◆ What is required: Identify all lines of the data containing the string "First" and copy them.

◆ Supplied material:

————————

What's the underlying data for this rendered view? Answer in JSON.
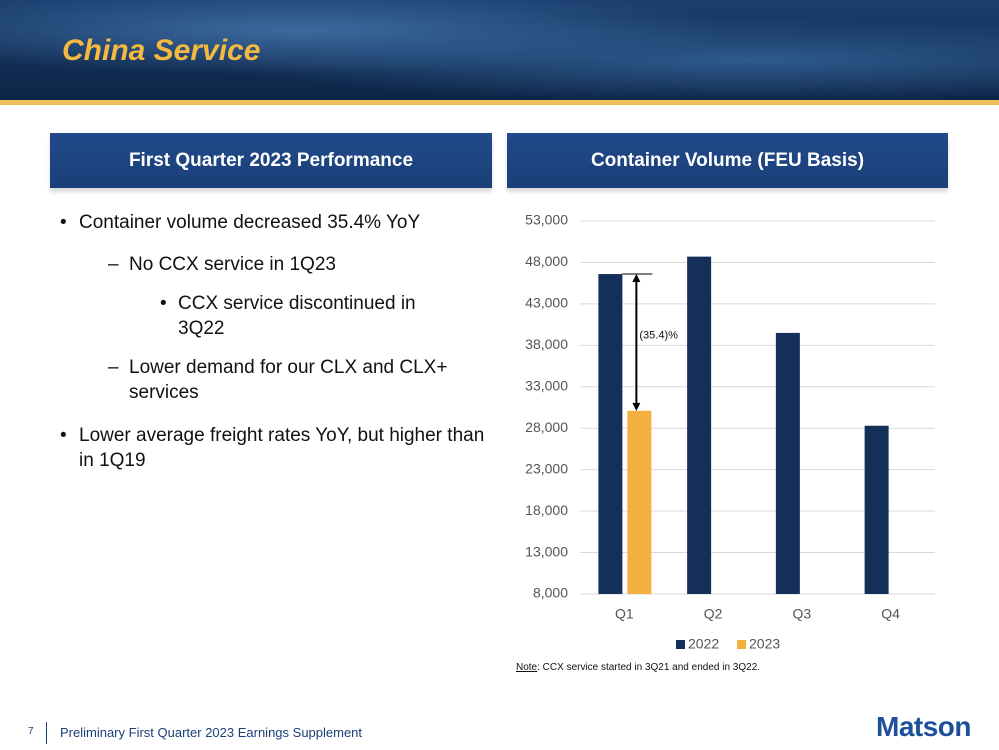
{
  "slide_title": "China Service",
  "left_header": "First Quarter 2023 Performance",
  "bullets": [
    {
      "text": "Container volume decreased 35.4% YoY",
      "level": 1
    },
    {
      "text": "No CCX service in 1Q23",
      "level": 2
    },
    {
      "text": "CCX service discontinued in 3Q22",
      "level": 3
    },
    {
      "text": "Lower demand for our CLX and CLX+ services",
      "level": 2
    },
    {
      "text": "Lower average freight rates YoY, but higher than in 1Q19",
      "level": 1
    }
  ],
  "note_label": "Note",
  "note_text": ": CCX service started in 3Q21 and ended in 3Q22.",
  "footer": {
    "page": "7",
    "text": "Preliminary First Quarter 2023 Earnings Supplement",
    "logo": "Matson"
  },
  "chart_data": {
    "type": "bar",
    "title": "Container Volume (FEU Basis)",
    "categories": [
      "Q1",
      "Q2",
      "Q3",
      "Q4"
    ],
    "series": [
      {
        "name": "2022",
        "color": "#14305a",
        "values": [
          46600,
          48700,
          39500,
          28300
        ]
      },
      {
        "name": "2023",
        "color": "#f4b03e",
        "values": [
          30100,
          null,
          null,
          null
        ]
      }
    ],
    "annotation": "(35.4)%",
    "ylim": [
      8000,
      53000
    ],
    "yticks": [
      {
        "value": 8000,
        "label": "8,000"
      },
      {
        "value": 13000,
        "label": "13,000"
      },
      {
        "value": 18000,
        "label": "18,000"
      },
      {
        "value": 23000,
        "label": "23,000"
      },
      {
        "value": 28000,
        "label": "28,000"
      },
      {
        "value": 33000,
        "label": "33,000"
      },
      {
        "value": 38000,
        "label": "38,000"
      },
      {
        "value": 43000,
        "label": "43,000"
      },
      {
        "value": 48000,
        "label": "48,000"
      },
      {
        "value": 53000,
        "label": "53,000"
      }
    ],
    "grid": true,
    "legend": "bottom"
  }
}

————————

◆ Full response:
  "left_header": "First Quarter 2023 Performance",
    "text": "Preliminary First Quarter 2023 Earnings Supplement",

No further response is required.